◆ Requirements:
List all the lines in these records that hold "title".

◆ Provided records:
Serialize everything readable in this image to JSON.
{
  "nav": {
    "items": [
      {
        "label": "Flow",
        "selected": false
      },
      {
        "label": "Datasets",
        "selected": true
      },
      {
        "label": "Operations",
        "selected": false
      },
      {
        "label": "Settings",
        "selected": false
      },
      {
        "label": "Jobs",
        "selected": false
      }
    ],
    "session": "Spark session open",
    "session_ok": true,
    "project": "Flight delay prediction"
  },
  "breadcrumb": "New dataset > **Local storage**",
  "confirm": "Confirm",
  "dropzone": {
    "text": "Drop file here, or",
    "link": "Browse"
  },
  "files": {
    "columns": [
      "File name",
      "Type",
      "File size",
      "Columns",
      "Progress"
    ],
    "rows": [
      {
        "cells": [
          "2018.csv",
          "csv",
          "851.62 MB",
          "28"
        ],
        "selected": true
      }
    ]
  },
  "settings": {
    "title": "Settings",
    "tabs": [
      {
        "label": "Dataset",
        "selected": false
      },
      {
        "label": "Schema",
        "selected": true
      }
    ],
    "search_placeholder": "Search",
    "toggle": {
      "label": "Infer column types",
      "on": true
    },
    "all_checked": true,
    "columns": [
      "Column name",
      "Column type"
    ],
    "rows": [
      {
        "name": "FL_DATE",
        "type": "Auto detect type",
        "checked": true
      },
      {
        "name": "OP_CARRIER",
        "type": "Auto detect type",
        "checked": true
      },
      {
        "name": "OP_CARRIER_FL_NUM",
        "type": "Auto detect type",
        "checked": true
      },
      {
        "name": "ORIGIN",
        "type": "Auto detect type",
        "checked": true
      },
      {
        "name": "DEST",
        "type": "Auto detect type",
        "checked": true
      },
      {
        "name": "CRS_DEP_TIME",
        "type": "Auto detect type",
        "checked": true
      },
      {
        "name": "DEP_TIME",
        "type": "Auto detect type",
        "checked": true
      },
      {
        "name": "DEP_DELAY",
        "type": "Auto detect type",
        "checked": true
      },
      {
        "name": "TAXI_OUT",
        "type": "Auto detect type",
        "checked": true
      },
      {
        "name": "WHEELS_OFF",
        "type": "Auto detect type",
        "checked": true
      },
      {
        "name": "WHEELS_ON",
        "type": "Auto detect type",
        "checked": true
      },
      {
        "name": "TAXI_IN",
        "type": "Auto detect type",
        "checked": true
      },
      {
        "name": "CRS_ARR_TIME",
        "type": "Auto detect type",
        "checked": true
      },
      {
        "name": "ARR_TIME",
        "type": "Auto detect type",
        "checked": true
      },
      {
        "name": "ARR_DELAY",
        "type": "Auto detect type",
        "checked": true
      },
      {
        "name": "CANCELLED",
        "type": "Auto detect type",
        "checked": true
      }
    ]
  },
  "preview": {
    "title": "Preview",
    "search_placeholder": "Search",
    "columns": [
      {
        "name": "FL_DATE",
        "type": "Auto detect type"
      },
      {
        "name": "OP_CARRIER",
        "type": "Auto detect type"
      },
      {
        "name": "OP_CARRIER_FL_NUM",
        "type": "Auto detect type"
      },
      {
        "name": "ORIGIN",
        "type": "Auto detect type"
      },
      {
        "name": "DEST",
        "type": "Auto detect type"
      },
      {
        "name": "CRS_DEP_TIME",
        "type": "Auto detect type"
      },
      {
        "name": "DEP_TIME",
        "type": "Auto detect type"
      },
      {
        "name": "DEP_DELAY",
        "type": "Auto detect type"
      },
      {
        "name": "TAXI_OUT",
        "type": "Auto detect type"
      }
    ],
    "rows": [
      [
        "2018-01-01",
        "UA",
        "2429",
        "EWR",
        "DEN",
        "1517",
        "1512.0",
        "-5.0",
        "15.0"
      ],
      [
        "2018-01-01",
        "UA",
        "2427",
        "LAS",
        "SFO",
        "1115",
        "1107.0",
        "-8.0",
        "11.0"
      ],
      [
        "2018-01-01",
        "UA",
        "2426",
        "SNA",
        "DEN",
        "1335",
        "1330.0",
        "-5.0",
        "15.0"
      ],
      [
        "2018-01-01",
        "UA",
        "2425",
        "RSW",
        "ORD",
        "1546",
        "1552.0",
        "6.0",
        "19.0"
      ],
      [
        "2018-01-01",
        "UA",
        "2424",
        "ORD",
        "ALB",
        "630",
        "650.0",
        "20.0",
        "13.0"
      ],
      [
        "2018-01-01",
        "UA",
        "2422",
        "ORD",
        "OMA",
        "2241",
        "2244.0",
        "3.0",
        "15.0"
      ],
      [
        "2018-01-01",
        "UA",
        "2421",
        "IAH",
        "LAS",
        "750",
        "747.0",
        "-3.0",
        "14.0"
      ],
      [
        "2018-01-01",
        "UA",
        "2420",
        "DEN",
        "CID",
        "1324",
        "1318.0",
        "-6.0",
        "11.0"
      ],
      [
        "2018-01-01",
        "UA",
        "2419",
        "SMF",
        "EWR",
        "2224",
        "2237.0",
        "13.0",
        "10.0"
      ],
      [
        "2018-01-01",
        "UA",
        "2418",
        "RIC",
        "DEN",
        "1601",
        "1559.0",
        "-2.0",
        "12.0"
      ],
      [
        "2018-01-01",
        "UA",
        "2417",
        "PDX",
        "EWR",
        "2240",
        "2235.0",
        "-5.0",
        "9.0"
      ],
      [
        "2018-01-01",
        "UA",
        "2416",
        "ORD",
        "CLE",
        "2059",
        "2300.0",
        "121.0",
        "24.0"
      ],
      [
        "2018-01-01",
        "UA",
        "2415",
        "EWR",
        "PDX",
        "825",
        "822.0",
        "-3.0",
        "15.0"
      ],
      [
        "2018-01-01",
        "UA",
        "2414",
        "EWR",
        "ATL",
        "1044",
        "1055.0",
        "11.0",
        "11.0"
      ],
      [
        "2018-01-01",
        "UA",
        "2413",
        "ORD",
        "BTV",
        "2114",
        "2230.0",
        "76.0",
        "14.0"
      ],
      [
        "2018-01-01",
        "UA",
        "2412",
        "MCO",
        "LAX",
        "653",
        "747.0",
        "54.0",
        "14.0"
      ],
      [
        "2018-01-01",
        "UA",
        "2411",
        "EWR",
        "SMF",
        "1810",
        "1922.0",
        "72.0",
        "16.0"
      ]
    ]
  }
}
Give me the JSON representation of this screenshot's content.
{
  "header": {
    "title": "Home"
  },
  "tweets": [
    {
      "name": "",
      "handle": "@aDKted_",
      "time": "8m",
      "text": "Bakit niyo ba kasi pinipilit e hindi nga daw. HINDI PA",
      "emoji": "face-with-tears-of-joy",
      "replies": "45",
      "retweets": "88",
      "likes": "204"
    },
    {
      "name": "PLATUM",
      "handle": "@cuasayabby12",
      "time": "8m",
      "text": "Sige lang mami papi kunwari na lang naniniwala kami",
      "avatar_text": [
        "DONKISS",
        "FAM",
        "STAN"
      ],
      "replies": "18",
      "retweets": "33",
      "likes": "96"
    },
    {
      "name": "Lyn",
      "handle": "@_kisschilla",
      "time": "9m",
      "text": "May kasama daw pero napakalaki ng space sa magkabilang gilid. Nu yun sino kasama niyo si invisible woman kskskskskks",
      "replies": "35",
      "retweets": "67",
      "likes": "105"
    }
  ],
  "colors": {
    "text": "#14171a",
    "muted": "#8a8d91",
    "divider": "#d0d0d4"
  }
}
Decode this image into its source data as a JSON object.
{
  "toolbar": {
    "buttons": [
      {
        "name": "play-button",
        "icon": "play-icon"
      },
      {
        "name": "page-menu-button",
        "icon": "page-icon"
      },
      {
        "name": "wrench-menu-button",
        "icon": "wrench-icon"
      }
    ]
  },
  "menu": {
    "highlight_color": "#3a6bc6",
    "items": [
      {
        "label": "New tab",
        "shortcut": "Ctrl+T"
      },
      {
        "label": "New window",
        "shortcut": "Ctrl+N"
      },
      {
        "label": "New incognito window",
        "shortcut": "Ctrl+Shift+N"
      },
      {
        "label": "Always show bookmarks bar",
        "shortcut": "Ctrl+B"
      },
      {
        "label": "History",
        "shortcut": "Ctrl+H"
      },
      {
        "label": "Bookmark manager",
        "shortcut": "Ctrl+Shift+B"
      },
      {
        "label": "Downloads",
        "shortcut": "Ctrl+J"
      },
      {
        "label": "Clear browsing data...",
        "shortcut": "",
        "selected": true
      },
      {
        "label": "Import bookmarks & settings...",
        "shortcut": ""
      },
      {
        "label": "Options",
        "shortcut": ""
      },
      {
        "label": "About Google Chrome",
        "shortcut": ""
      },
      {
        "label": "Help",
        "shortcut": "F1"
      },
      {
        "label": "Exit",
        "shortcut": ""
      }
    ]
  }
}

◆ Finished exercise:
    "title": "Settings",
    "title": "Preview",
    "title": "Home"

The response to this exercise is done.